Task objective:
Copy every line of the listing exactly.

□ □ □

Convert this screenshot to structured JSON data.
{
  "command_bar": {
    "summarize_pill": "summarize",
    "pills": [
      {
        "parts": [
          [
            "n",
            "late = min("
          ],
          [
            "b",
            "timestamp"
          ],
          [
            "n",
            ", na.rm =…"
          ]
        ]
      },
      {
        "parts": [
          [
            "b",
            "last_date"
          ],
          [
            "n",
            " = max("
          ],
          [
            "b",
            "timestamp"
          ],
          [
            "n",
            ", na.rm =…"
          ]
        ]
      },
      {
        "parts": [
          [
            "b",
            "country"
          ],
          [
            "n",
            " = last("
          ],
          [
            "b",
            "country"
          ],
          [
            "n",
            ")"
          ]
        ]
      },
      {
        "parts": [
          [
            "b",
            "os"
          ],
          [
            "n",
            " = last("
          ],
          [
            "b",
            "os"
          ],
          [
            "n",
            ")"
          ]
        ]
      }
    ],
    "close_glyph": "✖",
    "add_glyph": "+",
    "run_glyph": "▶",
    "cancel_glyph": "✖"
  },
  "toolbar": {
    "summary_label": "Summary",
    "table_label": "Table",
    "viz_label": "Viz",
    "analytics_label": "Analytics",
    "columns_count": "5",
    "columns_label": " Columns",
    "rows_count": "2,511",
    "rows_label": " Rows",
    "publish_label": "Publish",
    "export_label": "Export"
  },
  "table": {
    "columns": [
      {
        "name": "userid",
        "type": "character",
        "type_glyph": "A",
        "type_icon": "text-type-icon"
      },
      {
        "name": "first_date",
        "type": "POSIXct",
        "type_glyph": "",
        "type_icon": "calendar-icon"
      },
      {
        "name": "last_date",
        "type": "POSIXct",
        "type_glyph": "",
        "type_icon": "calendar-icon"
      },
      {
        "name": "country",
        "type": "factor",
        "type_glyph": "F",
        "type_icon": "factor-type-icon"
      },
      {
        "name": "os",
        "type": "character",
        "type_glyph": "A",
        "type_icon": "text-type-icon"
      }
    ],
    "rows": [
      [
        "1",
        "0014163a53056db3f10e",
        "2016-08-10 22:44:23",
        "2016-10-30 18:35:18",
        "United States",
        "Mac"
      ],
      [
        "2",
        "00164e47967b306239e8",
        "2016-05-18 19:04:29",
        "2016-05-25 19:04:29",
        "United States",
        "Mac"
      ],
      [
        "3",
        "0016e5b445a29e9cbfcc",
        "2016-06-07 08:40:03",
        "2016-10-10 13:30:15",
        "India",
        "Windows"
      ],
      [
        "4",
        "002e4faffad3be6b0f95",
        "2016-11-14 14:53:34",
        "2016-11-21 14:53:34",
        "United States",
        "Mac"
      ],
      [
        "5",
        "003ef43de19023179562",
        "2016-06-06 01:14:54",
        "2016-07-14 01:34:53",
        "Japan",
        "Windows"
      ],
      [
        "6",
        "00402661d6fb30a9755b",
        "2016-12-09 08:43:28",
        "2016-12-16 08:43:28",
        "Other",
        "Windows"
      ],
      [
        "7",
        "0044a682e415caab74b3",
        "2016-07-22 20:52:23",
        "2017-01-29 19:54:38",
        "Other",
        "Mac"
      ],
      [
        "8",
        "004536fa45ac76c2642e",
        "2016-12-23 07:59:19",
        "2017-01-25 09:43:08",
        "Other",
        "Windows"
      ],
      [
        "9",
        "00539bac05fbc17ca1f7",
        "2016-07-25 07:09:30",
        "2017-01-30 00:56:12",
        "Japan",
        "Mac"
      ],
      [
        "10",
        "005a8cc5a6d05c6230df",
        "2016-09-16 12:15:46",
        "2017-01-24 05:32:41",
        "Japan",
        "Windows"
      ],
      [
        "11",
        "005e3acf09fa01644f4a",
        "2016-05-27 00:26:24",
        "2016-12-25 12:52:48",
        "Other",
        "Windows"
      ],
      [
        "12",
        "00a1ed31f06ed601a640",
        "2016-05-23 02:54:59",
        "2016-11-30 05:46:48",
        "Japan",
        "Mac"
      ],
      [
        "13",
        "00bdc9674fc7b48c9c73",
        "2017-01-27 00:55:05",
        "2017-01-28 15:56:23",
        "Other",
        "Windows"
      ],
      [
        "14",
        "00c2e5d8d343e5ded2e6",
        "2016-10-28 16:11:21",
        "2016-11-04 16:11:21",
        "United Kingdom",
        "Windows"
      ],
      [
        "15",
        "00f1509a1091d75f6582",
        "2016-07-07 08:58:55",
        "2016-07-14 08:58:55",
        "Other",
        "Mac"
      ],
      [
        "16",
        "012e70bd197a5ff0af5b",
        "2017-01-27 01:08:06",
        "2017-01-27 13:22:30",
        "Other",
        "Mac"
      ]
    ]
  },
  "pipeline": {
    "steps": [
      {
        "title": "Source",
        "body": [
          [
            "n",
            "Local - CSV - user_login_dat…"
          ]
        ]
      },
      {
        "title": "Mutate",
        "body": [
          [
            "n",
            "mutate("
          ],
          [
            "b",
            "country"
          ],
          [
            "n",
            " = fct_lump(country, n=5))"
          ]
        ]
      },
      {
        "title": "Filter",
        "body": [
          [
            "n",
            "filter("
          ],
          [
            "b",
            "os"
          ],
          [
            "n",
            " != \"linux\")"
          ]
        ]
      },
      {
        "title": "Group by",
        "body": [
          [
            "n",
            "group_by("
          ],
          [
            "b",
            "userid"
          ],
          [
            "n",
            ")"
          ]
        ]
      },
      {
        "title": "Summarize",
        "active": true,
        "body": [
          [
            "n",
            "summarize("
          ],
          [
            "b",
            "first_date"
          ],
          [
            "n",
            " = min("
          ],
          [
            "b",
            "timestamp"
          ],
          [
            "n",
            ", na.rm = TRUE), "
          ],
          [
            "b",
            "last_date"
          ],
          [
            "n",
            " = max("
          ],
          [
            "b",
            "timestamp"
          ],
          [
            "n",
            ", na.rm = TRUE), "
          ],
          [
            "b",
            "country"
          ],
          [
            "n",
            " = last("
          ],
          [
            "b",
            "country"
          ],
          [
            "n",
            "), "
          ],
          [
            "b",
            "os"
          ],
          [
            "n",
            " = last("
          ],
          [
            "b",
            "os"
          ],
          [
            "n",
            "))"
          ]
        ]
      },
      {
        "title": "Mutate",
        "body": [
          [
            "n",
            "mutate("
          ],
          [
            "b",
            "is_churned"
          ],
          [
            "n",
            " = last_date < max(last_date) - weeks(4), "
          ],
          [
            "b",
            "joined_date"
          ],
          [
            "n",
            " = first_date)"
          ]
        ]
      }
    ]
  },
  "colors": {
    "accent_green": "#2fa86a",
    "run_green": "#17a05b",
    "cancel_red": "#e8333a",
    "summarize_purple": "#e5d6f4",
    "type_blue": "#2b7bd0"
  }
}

□ □ □

The result:
Convert this screenshot to structured JSON data.
{
  "command_bar": {
    "summarize_pill": "summarize",
    "pills": [
      {
        "parts": [
          [
            "n",
            "late = min("
          ],
          [
            "b",
            "timestamp"
          ],
          [
            "n",
            ", na.rm =…"
          ]
        ]
      },
      {
        "parts": [
          [
            "b",
            "last_date"
          ],
          [
            "n",
            " = max("
          ],
          [
            "b",
            "timestamp"
          ],
          [
            "n",
            ", na.rm =…"
          ]
        ]
      },
      {
        "parts": [
          [
            "b",
            "country"
          ],
          [
            "n",
            " = last("
          ],
          [
            "b",
            "country"
          ],
          [
            "n",
            ")"
          ]
        ]
      },
      {
        "parts": [
          [
            "b",
            "os"
          ],
          [
            "n",
            " = last("
          ],
          [
            "b",
            "os"
          ],
          [
            "n",
            ")"
          ]
        ]
      }
    ],
    "close_glyph": "✖",
    "add_glyph": "+",
    "run_glyph": "▶",
    "cancel_glyph": "✖"
  },
  "toolbar": {
    "summary_label": "Summary",
    "table_label": "Table",
    "viz_label": "Viz",
    "analytics_label": "Analytics",
    "columns_count": "5",
    "columns_label": " Columns",
    "rows_count": "2,511",
    "rows_label": " Rows",
    "publish_label": "Publish",
    "export_label": "Export"
  },
  "table": {
    "columns": [
      {
        "name": "userid",
        "type": "character",
        "type_glyph": "A",
        "type_icon": "text-type-icon"
      },
      {
        "name": "first_date",
        "type": "POSIXct",
        "type_glyph": "",
        "type_icon": "calendar-icon"
      },
      {
        "name": "last_date",
        "type": "POSIXct",
        "type_glyph": "",
        "type_icon": "calendar-icon"
      },
      {
        "name": "country",
        "type": "factor",
        "type_glyph": "F",
        "type_icon": "factor-type-icon"
      },
      {
        "name": "os",
        "type": "character",
        "type_glyph": "A",
        "type_icon": "text-type-icon"
      }
    ],
    "rows": [
      [
        "1",
        "0014163a53056db3f10e",
        "2016-08-10 22:44:23",
        "2016-10-30 18:35:18",
        "United States",
        "Mac"
      ],
      [
        "2",
        "00164e47967b306239e8",
        "2016-05-18 19:04:29",
        "2016-05-25 19:04:29",
        "United States",
        "Mac"
      ],
      [
        "3",
        "0016e5b445a29e9cbfcc",
        "2016-06-07 08:40:03",
        "2016-10-10 13:30:15",
        "India",
        "Windows"
      ],
      [
        "4",
        "002e4faffad3be6b0f95",
        "2016-11-14 14:53:34",
        "2016-11-21 14:53:34",
        "United States",
        "Mac"
      ],
      [
        "5",
        "003ef43de19023179562",
        "2016-06-06 01:14:54",
        "2016-07-14 01:34:53",
        "Japan",
        "Windows"
      ],
      [
        "6",
        "00402661d6fb30a9755b",
        "2016-12-09 08:43:28",
        "2016-12-16 08:43:28",
        "Other",
        "Windows"
      ],
      [
        "7",
        "0044a682e415caab74b3",
        "2016-07-22 20:52:23",
        "2017-01-29 19:54:38",
        "Other",
        "Mac"
      ],
      [
        "8",
        "004536fa45ac76c2642e",
        "2016-12-23 07:59:19",
        "2017-01-25 09:43:08",
        "Other",
        "Windows"
      ],
      [
        "9",
        "00539bac05fbc17ca1f7",
        "2016-07-25 07:09:30",
        "2017-01-30 00:56:12",
        "Japan",
        "Mac"
      ],
      [
        "10",
        "005a8cc5a6d05c6230df",
        "2016-09-16 12:15:46",
        "2017-01-24 05:32:41",
        "Japan",
        "Windows"
      ],
      [
        "11",
        "005e3acf09fa01644f4a",
        "2016-05-27 00:26:24",
        "2016-12-25 12:52:48",
        "Other",
        "Windows"
      ],
      [
        "12",
        "00a1ed31f06ed601a640",
        "2016-05-23 02:54:59",
        "2016-11-30 05:46:48",
        "Japan",
        "Mac"
      ],
      [
        "13",
        "00bdc9674fc7b48c9c73",
        "2017-01-27 00:55:05",
        "2017-01-28 15:56:23",
        "Other",
        "Windows"
      ],
      [
        "14",
        "00c2e5d8d343e5ded2e6",
        "2016-10-28 16:11:21",
        "2016-11-04 16:11:21",
        "United Kingdom",
        "Windows"
      ],
      [
        "15",
        "00f1509a1091d75f6582",
        "2016-07-07 08:58:55",
        "2016-07-14 08:58:55",
        "Other",
        "Mac"
      ],
      [
        "16",
        "012e70bd197a5ff0af5b",
        "2017-01-27 01:08:06",
        "2017-01-27 13:22:30",
        "Other",
        "Mac"
      ]
    ]
  },
  "pipeline": {
    "steps": [
      {
        "title": "Source",
        "body": [
          [
            "n",
            "Local - CSV - user_login_dat…"
          ]
        ]
      },
      {
        "title": "Mutate",
        "body": [
          [
            "n",
            "mutate("
          ],
          [
            "b",
            "country"
          ],
          [
            "n",
            " = fct_lump(country, n=5))"
          ]
        ]
      },
      {
        "title": "Filter",
        "body": [
          [
            "n",
            "filter("
          ],
          [
            "b",
            "os"
          ],
          [
            "n",
            " != \"linux\")"
          ]
        ]
      },
      {
        "title": "Group by",
        "body": [
          [
            "n",
            "group_by("
          ],
          [
            "b",
            "userid"
          ],
          [
            "n",
            ")"
          ]
        ]
      },
      {
        "title": "Summarize",
        "active": true,
        "body": [
          [
            "n",
            "summarize("
          ],
          [
            "b",
            "first_date"
          ],
          [
            "n",
            " = min("
          ],
          [
            "b",
            "timestamp"
          ],
          [
            "n",
            ", na.rm = TRUE), "
          ],
          [
            "b",
            "last_date"
          ],
          [
            "n",
            " = max("
          ],
          [
            "b",
            "timestamp"
          ],
          [
            "n",
            ", na.rm = TRUE), "
          ],
          [
            "b",
            "country"
          ],
          [
            "n",
            " = last("
          ],
          [
            "b",
            "country"
          ],
          [
            "n",
            "), "
          ],
          [
            "b",
            "os"
          ],
          [
            "n",
            " = last("
          ],
          [
            "b",
            "os"
          ],
          [
            "n",
            "))"
          ]
        ]
      },
      {
        "title": "Mutate",
        "body": [
          [
            "n",
            "mutate("
          ],
          [
            "b",
            "is_churned"
          ],
          [
            "n",
            " = last_date < max(last_date) - weeks(4), "
          ],
          [
            "b",
            "joined_date"
          ],
          [
            "n",
            " = first_date)"
          ]
        ]
      }
    ]
  },
  "colors": {
    "accent_green": "#2fa86a",
    "run_green": "#17a05b",
    "cancel_red": "#e8333a",
    "summarize_purple": "#e5d6f4",
    "type_blue": "#2b7bd0"
  }
}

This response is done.